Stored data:

#####

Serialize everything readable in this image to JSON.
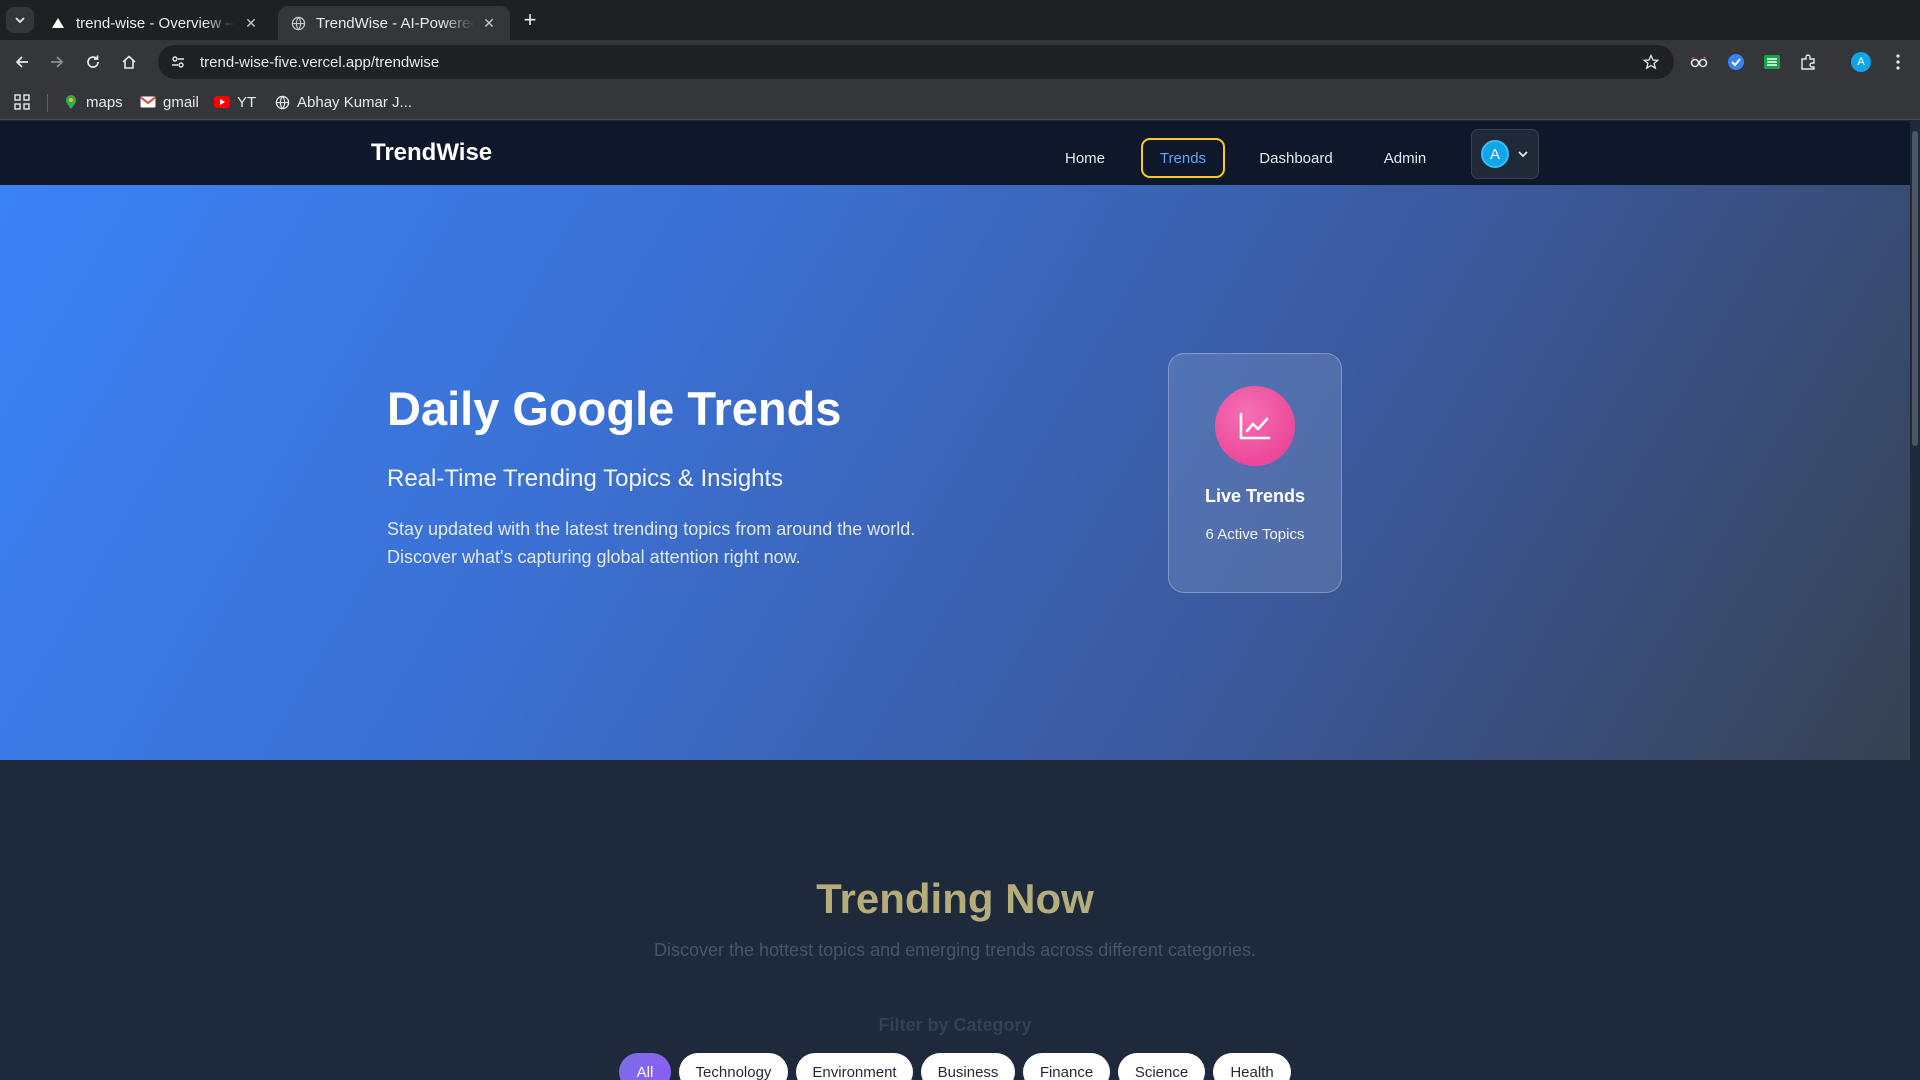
{
  "browser": {
    "tabs": [
      {
        "title": "trend-wise - Overview – Vercel",
        "active": false
      },
      {
        "title": "TrendWise - AI-Powered Trends",
        "active": true
      }
    ],
    "url": "trend-wise-five.vercel.app/trendwise",
    "bookmarks": [
      {
        "label": "maps",
        "icon": "maps-pin-icon"
      },
      {
        "label": "gmail",
        "icon": "gmail-icon"
      },
      {
        "label": "YT",
        "icon": "youtube-icon"
      },
      {
        "label": "Abhay Kumar J...",
        "icon": "globe-icon"
      }
    ],
    "profile_initial": "A"
  },
  "nav": {
    "brand": "TrendWise",
    "links": [
      {
        "label": "Home",
        "active": false
      },
      {
        "label": "Trends",
        "active": true
      },
      {
        "label": "Dashboard",
        "active": false
      },
      {
        "label": "Admin",
        "active": false
      }
    ],
    "user_initial": "A"
  },
  "hero": {
    "title": "Daily Google Trends",
    "subtitle": "Real-Time Trending Topics & Insights",
    "description_line1": "Stay updated with the latest trending topics from around the world.",
    "description_line2": "Discover what's capturing global attention right now.",
    "card": {
      "icon": "chart-line-icon",
      "title": "Live Trends",
      "count_text": "6 Active Topics"
    }
  },
  "trending": {
    "title": "Trending Now",
    "subtitle": "Discover the hottest topics and emerging trends across different categories.",
    "filter_label": "Filter by Category",
    "categories": [
      "All",
      "Technology",
      "Environment",
      "Business",
      "Finance",
      "Science",
      "Health"
    ],
    "selected": "All"
  },
  "colors": {
    "accent": "#3b82f6",
    "active_ring": "#facc15",
    "chip_active": "#8b5cf6",
    "live_icon": "#ec4899"
  }
}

#####

Leave out every picture and copy the rest of the records exactly.

Serialize everything readable in this image to JSON.
{
  "browser": {
    "tabs": [
      {
        "title": "trend-wise - Overview – Vercel",
        "active": false
      },
      {
        "title": "TrendWise - AI-Powered Trends",
        "active": true
      }
    ],
    "url": "trend-wise-five.vercel.app/trendwise",
    "bookmarks": [
      {
        "label": "maps",
        "icon": "maps-pin-icon"
      },
      {
        "label": "gmail",
        "icon": "gmail-icon"
      },
      {
        "label": "YT",
        "icon": "youtube-icon"
      },
      {
        "label": "Abhay Kumar J...",
        "icon": "globe-icon"
      }
    ],
    "profile_initial": "A"
  },
  "nav": {
    "brand": "TrendWise",
    "links": [
      {
        "label": "Home",
        "active": false
      },
      {
        "label": "Trends",
        "active": true
      },
      {
        "label": "Dashboard",
        "active": false
      },
      {
        "label": "Admin",
        "active": false
      }
    ],
    "user_initial": "A"
  },
  "hero": {
    "title": "Daily Google Trends",
    "subtitle": "Real-Time Trending Topics & Insights",
    "description_line1": "Stay updated with the latest trending topics from around the world.",
    "description_line2": "Discover what's capturing global attention right now.",
    "card": {
      "icon": "chart-line-icon",
      "title": "Live Trends",
      "count_text": "6 Active Topics"
    }
  },
  "trending": {
    "title": "Trending Now",
    "subtitle": "Discover the hottest topics and emerging trends across different categories.",
    "filter_label": "Filter by Category",
    "categories": [
      "All",
      "Technology",
      "Environment",
      "Business",
      "Finance",
      "Science",
      "Health"
    ],
    "selected": "All"
  },
  "colors": {
    "accent": "#3b82f6",
    "active_ring": "#facc15",
    "chip_active": "#8b5cf6",
    "live_icon": "#ec4899"
  }
}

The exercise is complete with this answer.